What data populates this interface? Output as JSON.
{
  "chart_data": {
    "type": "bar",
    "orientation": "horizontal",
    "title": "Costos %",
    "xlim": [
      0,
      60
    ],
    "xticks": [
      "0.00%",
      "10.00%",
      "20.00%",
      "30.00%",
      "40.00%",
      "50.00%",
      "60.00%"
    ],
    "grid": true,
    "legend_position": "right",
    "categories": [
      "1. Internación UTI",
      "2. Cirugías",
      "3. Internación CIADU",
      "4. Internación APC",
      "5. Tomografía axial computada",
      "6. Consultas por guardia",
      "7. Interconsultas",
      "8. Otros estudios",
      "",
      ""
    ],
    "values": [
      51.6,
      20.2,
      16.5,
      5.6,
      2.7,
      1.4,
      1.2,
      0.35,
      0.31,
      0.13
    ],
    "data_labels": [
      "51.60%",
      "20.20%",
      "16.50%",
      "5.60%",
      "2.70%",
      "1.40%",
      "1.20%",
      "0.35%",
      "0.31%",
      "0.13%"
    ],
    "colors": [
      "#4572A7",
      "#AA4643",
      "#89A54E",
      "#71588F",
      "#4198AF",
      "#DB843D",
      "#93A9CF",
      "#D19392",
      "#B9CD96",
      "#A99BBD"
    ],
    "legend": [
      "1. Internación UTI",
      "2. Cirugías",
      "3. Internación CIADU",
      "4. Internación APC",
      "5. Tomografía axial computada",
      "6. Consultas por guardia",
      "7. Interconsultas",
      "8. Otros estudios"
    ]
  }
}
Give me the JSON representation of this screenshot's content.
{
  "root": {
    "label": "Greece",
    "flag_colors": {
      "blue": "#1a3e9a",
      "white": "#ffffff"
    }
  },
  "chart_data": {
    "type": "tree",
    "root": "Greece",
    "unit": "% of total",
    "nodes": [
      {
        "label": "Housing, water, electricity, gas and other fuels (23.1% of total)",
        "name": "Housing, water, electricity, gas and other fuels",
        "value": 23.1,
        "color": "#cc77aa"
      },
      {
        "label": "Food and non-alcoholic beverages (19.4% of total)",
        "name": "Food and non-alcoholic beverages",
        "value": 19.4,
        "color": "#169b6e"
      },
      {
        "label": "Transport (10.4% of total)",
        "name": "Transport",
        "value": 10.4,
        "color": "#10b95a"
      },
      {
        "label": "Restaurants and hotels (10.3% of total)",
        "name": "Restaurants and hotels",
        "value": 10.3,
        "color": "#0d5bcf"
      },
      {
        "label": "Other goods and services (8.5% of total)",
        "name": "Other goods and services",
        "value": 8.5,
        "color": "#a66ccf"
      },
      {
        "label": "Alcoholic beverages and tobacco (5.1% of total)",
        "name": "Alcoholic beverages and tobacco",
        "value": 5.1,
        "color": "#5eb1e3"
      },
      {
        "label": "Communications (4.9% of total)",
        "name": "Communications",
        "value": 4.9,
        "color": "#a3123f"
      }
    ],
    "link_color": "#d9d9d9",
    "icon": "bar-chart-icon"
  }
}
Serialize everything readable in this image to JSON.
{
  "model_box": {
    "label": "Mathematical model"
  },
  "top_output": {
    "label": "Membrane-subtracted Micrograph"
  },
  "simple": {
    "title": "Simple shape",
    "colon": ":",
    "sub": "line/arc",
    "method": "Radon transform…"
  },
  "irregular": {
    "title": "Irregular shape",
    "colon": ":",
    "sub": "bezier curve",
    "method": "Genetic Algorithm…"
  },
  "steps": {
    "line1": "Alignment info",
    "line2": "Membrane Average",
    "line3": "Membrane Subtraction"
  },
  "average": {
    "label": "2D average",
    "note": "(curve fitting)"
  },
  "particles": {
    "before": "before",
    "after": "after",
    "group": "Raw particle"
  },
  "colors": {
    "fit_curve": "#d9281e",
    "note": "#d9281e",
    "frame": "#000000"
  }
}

▶ **Exercise prompt**: Take every line from the data that contains the word "beverages".

▶ **Final result**:
        "label": "Food and non-alcoholic beverages (19.4% of total)",
        "name": "Food and non-alcoholic beverages",
        "label": "Alcoholic beverages and tobacco (5.1% of total)",
        "name": "Alcoholic beverages and tobacco",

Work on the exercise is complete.